#### [SHORT TASK]
Repeat every entry word for word, but leave the images out of your copy.
[Start of SUPPLIED ENTRIES]
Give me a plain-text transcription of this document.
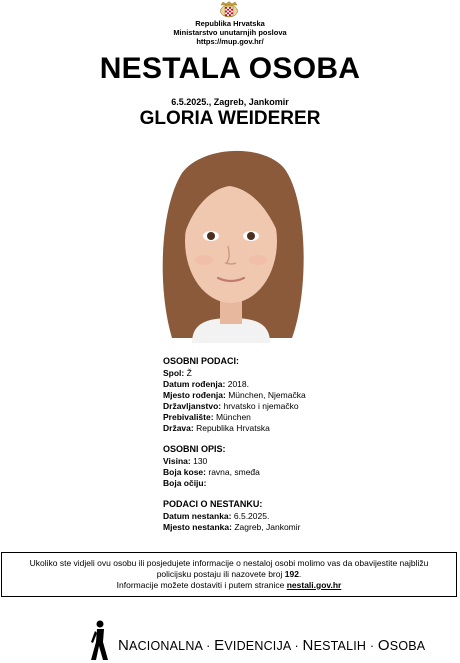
Republika Hrvatska
Ministarstvo unutarnjih poslova
https://mup.gov.hr/
NESTALA OSOBA
6.5.2025., Zagreb, Jankomir
GLORIA WEIDERER
OSOBNI PODACI:
Spol: Ž
Datum rođenja: 2018.
Mjesto rođenja: München, Njemačka
Državljanstvo: hrvatsko i njemačko
Prebivalište: München
Država: Republika Hrvatska
OSOBNI OPIS:
Visina: 130
Boja kose: ravna, smeđa
Boja očiju:
PODACI O NESTANKU:
Datum nestanka: 6.5.2025.
Mjesto nestanka: Zagreb, Jankomir
Ukoliko ste vidjeli ovu osobu ili posjedujete informacije o nestaloj osobi molimo vas da obavijestite najbližu
policijsku postaju ili nazovete broj 192.
Informacije možete dostaviti i putem stranice nestali.gov.hr
NACIONALNA · EVIDENCIJA · NESTALIH · OSOBA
[End of SUPPLIED ENTRIES]
#### [RESPONSE TO THE TASK]
Give me a plain-text transcription of this document.
Republika Hrvatska
Ministarstvo unutarnjih poslova
https://mup.gov.hr/
NESTALA OSOBA
6.5.2025., Zagreb, Jankomir
GLORIA WEIDERER
OSOBNI PODACI:
Spol: Ž
Datum rođenja: 2018.
Mjesto rođenja: München, Njemačka
Državljanstvo: hrvatsko i njemačko
Prebivalište: München
Država: Republika Hrvatska
OSOBNI OPIS:
Visina: 130
Boja kose: ravna, smeđa
Boja očiju:
PODACI O NESTANKU:
Datum nestanka: 6.5.2025.
Mjesto nestanka: Zagreb, Jankomir
Ukoliko ste vidjeli ovu osobu ili posjedujete informacije o nestaloj osobi molimo vas da obavijestite najbližu
policijsku postaju ili nazovete broj 192.
Informacije možete dostaviti i putem stranice nestali.gov.hr
NACIONALNA · EVIDENCIJA · NESTALIH · OSOBA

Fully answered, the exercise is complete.